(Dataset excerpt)

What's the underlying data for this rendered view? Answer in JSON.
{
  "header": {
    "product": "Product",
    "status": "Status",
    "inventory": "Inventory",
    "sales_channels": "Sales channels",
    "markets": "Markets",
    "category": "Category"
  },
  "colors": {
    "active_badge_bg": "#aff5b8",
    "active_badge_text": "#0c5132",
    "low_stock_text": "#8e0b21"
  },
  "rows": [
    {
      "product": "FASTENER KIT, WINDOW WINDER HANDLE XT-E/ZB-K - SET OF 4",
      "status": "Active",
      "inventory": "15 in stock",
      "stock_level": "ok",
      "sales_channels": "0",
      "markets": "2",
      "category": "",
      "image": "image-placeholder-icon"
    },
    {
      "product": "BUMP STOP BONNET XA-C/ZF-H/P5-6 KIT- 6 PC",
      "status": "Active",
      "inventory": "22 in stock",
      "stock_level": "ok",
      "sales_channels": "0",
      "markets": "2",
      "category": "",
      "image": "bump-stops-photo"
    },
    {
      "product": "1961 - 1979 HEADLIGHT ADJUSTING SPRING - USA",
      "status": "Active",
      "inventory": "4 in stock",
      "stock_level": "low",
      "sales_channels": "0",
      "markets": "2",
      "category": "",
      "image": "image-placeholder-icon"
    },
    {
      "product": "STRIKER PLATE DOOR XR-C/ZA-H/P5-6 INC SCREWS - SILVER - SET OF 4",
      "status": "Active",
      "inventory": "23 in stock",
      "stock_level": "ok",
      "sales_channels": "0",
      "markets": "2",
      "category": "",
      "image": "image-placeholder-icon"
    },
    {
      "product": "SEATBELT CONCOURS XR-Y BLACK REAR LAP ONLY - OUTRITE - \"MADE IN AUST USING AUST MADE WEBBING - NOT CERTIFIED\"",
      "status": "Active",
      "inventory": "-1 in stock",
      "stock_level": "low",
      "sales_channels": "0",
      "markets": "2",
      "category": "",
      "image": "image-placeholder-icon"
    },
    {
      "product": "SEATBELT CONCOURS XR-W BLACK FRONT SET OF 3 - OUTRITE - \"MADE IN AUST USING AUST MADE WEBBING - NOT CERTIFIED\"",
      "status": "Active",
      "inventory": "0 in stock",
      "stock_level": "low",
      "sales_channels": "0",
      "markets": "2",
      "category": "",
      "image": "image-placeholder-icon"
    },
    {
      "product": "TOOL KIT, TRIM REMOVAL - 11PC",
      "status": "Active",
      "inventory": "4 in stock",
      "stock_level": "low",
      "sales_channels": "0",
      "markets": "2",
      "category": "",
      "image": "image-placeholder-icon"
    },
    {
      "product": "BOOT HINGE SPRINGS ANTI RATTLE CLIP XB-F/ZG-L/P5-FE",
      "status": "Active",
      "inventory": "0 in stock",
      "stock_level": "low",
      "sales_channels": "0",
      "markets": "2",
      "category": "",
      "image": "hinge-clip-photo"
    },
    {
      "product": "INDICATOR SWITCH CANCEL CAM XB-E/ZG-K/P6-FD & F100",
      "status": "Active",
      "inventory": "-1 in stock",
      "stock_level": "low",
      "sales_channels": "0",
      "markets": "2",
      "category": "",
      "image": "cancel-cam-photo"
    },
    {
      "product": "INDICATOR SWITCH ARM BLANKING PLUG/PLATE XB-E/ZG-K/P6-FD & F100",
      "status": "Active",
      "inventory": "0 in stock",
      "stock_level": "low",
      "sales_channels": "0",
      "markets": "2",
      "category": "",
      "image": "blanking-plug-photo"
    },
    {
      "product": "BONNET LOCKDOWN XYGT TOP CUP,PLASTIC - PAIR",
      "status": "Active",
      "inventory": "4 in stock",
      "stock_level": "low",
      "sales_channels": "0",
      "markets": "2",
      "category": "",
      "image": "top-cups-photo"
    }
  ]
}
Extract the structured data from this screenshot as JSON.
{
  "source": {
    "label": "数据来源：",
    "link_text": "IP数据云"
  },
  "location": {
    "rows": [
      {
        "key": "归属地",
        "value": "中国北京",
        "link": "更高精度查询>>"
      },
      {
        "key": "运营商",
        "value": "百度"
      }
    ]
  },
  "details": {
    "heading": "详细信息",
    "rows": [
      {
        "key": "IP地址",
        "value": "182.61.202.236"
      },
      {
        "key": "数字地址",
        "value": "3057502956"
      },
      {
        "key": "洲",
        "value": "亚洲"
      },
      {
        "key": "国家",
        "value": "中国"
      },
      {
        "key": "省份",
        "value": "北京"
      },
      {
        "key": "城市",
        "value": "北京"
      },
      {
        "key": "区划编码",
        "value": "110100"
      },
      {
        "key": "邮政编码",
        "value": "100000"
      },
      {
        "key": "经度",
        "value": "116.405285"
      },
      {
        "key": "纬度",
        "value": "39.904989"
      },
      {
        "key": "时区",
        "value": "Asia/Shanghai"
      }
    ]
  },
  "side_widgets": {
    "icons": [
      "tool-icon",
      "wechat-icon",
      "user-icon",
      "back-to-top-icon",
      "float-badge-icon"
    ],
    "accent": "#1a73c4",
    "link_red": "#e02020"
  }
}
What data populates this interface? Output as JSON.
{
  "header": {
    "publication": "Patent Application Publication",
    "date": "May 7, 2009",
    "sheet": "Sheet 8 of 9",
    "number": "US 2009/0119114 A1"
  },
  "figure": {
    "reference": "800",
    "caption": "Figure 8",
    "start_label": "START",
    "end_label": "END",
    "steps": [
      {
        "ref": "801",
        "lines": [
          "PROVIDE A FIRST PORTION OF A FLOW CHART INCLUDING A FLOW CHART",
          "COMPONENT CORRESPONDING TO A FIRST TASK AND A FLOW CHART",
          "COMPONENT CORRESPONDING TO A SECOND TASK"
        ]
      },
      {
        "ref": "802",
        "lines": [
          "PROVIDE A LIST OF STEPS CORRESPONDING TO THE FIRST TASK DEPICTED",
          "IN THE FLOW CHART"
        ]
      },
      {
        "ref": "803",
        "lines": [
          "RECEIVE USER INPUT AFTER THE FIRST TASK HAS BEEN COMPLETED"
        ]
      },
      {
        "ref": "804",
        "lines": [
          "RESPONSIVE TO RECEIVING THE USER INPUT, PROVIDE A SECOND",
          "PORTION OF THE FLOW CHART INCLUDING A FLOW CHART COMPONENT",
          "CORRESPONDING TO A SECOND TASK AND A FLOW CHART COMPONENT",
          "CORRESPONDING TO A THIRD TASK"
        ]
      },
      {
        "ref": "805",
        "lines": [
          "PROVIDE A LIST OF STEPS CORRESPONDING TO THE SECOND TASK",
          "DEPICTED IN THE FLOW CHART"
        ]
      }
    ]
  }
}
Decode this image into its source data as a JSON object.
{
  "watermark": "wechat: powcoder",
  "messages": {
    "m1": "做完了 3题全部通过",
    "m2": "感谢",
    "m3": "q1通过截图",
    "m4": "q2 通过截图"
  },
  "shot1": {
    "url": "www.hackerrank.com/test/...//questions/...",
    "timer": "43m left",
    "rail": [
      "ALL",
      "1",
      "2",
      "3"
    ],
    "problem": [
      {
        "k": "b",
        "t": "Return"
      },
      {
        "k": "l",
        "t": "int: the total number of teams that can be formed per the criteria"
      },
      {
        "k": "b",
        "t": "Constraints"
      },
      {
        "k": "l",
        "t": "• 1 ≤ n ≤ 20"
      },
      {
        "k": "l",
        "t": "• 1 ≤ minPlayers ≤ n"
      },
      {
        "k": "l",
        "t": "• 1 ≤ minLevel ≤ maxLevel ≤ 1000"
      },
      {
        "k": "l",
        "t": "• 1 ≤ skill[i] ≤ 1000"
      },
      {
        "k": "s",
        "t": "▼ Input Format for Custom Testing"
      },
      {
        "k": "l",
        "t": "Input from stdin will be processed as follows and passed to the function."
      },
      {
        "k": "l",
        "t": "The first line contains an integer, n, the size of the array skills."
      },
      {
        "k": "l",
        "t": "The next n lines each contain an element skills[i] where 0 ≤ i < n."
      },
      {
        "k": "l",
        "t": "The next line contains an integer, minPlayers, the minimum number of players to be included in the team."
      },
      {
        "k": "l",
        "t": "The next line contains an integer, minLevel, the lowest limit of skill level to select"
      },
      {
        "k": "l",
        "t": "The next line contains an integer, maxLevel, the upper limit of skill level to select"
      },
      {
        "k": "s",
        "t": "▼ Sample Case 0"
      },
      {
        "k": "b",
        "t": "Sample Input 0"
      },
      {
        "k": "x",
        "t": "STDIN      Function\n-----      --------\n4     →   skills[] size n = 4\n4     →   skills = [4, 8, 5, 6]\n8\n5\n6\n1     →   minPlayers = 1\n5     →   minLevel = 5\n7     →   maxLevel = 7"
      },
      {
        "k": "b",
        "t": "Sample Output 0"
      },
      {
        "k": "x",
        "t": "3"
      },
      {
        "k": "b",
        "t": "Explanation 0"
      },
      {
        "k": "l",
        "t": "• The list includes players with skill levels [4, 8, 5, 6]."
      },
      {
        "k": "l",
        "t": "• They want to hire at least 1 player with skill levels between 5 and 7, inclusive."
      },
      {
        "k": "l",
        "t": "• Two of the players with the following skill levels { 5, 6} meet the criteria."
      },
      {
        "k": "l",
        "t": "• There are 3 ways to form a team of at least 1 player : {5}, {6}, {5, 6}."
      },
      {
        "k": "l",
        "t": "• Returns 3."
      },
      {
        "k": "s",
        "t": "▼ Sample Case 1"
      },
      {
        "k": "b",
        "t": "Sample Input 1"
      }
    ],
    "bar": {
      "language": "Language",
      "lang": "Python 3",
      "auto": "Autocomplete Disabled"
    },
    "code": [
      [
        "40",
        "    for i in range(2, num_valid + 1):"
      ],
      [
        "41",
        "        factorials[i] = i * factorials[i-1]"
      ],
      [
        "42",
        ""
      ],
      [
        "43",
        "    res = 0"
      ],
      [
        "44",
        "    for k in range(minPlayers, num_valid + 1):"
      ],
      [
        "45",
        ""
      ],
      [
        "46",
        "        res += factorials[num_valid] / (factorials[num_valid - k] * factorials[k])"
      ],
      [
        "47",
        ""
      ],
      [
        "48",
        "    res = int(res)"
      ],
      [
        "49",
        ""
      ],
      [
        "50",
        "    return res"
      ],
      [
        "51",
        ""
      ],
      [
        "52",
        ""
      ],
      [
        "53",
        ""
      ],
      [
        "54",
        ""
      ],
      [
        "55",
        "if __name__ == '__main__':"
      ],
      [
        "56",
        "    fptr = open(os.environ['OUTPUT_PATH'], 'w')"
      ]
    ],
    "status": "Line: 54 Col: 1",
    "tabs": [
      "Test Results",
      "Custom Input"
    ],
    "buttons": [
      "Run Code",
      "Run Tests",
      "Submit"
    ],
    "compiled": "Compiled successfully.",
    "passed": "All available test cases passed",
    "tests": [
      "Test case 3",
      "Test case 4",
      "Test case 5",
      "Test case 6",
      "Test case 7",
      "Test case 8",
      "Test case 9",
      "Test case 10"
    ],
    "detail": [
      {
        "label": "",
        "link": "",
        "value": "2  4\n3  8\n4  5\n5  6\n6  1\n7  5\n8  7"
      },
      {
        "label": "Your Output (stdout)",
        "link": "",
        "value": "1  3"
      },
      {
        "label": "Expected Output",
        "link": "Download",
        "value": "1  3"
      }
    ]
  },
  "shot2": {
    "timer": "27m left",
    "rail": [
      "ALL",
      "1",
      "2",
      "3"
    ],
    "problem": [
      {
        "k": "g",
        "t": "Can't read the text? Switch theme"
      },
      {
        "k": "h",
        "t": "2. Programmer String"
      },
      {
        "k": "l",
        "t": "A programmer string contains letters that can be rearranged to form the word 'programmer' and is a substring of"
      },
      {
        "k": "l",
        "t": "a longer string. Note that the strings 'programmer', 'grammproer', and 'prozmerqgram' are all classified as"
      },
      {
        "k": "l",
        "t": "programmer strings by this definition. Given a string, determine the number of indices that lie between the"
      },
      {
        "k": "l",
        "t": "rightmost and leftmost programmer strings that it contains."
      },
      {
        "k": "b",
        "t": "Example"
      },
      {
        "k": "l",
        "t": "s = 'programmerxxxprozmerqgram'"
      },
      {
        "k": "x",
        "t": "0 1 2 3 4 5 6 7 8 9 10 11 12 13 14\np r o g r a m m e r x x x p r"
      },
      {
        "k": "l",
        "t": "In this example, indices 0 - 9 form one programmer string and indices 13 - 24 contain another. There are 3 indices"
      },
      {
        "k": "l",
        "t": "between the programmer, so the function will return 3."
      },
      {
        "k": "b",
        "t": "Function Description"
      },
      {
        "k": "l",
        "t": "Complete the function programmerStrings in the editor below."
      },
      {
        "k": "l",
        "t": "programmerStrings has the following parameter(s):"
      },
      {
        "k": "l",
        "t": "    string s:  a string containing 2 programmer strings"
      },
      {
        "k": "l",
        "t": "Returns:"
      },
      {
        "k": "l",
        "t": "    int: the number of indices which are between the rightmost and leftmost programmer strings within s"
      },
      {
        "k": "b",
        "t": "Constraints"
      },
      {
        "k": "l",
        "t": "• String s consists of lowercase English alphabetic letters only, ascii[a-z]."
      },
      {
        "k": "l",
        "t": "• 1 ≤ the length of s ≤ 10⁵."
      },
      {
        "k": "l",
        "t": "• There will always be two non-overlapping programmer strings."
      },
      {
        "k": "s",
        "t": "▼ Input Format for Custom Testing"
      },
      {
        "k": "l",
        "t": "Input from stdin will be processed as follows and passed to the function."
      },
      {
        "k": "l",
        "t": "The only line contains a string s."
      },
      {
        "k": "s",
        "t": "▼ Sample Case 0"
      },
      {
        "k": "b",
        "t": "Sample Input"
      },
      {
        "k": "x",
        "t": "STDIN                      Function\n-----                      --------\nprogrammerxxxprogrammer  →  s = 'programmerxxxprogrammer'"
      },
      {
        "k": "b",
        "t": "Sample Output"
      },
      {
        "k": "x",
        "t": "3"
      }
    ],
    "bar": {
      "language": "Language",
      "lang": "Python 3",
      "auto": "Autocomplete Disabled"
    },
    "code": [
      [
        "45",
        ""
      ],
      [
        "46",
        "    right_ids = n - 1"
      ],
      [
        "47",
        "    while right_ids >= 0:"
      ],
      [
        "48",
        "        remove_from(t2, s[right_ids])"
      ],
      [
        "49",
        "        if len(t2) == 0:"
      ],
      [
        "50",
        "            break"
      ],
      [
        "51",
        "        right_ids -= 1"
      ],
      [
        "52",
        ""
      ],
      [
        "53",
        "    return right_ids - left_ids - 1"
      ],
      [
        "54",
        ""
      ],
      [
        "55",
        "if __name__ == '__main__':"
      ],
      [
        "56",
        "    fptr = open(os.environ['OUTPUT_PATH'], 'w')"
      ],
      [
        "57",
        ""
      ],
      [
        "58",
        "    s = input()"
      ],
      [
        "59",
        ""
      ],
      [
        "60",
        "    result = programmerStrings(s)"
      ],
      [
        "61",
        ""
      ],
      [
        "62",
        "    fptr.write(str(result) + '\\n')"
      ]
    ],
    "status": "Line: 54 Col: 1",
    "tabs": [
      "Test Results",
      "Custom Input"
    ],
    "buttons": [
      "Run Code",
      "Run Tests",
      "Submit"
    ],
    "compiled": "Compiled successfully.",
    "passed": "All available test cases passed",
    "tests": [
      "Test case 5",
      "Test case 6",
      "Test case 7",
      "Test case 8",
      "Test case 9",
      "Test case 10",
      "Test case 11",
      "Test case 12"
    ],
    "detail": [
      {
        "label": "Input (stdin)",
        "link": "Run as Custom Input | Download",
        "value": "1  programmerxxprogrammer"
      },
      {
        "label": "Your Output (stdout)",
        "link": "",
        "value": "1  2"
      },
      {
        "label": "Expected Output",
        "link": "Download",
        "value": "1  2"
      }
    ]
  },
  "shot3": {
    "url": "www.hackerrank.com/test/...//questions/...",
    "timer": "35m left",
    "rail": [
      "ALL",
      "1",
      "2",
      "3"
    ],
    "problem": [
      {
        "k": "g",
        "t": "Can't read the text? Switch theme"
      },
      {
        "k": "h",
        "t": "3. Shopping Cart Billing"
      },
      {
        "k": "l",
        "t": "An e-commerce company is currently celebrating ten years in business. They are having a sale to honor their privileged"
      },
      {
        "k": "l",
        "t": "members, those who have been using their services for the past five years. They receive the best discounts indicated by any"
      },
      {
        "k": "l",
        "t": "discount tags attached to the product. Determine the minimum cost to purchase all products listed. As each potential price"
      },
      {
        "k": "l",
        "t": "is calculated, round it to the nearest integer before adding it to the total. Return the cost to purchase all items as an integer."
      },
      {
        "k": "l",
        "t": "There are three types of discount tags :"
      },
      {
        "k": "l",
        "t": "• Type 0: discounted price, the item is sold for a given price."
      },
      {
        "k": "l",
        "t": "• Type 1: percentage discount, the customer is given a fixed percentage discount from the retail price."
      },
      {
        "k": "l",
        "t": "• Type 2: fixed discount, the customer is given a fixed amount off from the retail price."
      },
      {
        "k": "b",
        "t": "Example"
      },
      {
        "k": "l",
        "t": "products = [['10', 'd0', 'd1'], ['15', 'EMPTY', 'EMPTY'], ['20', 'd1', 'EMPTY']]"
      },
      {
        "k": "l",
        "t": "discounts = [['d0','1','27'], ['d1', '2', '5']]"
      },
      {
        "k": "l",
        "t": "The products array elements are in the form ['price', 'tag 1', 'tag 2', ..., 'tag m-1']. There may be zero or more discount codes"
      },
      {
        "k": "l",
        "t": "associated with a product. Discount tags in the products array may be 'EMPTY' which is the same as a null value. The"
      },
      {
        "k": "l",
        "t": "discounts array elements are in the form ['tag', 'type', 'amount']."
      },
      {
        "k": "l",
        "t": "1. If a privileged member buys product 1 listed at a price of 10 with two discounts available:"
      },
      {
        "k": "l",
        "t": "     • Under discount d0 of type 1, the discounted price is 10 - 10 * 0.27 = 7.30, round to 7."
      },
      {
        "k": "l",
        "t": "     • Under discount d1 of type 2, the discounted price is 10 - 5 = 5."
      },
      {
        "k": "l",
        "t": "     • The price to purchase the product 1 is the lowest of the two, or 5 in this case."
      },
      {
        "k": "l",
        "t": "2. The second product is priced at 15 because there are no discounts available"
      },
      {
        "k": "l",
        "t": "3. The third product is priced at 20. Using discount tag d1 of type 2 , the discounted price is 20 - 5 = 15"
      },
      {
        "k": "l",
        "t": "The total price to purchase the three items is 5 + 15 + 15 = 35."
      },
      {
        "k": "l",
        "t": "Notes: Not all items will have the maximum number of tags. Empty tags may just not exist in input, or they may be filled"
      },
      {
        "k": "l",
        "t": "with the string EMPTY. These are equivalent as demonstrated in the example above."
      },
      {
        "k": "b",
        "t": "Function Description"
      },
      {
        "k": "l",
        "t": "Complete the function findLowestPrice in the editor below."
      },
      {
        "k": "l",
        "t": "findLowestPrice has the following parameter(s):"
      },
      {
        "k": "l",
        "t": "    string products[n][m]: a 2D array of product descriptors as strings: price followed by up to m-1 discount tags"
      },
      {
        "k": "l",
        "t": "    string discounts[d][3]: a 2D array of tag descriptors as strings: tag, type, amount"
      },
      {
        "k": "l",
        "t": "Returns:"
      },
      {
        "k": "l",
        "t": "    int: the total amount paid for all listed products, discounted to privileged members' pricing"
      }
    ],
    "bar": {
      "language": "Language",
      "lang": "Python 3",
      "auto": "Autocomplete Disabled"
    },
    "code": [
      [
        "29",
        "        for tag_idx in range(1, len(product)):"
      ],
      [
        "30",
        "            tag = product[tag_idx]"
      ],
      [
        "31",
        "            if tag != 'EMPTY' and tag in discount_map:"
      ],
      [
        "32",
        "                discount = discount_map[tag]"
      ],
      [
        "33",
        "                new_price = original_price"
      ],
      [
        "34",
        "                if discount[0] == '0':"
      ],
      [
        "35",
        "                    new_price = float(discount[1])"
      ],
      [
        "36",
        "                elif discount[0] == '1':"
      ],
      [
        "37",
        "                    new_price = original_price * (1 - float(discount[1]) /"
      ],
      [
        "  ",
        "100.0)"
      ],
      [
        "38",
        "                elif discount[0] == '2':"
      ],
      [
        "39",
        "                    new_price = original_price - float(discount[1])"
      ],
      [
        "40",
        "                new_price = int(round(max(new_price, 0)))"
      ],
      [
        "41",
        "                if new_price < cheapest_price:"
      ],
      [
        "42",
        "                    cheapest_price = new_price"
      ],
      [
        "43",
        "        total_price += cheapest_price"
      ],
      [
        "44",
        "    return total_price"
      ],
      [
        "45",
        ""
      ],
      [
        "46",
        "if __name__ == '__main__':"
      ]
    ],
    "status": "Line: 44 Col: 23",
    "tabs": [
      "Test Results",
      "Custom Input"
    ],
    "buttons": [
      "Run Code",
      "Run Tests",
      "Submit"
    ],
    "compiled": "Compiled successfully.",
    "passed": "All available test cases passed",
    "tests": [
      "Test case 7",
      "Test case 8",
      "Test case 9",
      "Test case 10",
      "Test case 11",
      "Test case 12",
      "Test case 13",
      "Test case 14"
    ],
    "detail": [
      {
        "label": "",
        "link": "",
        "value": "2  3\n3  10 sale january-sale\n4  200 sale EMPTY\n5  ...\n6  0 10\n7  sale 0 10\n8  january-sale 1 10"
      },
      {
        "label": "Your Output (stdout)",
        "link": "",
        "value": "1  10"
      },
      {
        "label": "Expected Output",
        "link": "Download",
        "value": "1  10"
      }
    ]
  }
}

■ EXERCISE REQUIREMENTS
Filter the data, keeping only the lines that contain "Sample".

■ SOLUTION FOR THIS PROBLEM
        "t": "▼ Sample Case 0"
        "t": "Sample Input 0"
        "t": "Sample Output 0"
        "t": "▼ Sample Case 1"
        "t": "Sample Input 1"
        "t": "▼ Sample Case 0"
        "t": "Sample Input"
        "t": "Sample Output"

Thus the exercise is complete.